» **Aim of the task**
Identify each line below containing the string "JSON" and copy it.

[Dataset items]

-- begin --

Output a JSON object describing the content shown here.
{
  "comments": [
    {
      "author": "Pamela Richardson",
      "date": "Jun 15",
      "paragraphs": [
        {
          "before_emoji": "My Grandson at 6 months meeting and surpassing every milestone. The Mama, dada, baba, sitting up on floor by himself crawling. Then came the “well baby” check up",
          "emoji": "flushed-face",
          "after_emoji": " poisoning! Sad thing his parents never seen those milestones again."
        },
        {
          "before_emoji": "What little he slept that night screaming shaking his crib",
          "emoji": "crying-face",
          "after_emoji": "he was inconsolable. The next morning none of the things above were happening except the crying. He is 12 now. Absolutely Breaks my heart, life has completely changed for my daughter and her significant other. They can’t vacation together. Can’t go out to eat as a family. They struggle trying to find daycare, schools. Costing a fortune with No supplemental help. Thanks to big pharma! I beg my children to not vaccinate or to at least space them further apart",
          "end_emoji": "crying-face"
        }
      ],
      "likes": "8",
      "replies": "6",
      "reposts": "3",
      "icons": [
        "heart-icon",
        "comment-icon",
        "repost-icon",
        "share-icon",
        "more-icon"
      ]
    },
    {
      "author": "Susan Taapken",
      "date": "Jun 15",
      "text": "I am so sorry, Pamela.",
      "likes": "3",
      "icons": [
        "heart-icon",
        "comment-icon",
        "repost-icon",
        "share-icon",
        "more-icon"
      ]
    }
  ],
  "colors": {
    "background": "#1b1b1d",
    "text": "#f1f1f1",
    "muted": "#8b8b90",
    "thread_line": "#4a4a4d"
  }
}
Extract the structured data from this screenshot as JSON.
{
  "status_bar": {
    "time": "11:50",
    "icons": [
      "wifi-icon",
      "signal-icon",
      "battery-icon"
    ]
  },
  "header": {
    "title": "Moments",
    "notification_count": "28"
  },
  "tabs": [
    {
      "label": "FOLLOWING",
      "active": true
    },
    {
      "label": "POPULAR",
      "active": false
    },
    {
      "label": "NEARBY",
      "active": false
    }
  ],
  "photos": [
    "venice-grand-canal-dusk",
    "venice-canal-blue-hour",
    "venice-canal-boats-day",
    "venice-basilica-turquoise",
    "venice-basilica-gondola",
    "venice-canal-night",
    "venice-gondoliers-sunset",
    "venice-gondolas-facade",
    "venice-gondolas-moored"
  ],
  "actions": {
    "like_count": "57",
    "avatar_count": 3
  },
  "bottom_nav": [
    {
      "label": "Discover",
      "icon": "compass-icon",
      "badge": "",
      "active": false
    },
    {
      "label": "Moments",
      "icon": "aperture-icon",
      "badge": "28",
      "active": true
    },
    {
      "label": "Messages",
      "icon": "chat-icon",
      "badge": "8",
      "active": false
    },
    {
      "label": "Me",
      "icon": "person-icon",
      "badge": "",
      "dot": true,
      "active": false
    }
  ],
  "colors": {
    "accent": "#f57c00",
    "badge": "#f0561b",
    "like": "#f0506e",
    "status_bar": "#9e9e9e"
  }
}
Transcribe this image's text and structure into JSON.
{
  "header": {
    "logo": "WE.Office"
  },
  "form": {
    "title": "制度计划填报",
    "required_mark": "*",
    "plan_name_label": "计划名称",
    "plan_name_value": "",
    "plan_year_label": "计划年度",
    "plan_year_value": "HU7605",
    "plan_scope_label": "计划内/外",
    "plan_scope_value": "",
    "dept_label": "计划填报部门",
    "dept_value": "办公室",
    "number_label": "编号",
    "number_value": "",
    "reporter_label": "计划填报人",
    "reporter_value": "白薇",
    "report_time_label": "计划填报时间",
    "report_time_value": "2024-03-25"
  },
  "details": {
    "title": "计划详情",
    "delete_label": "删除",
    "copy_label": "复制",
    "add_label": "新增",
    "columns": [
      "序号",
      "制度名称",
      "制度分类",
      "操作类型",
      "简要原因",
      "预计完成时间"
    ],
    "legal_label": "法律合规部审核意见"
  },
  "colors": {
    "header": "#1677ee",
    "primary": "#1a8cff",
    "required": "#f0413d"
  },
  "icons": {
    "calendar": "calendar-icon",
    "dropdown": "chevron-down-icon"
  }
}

-- end --

» **Task response**
Output a JSON object describing the content shown here.
Extract the structured data from this screenshot as JSON.
Transcribe this image's text and structure into JSON.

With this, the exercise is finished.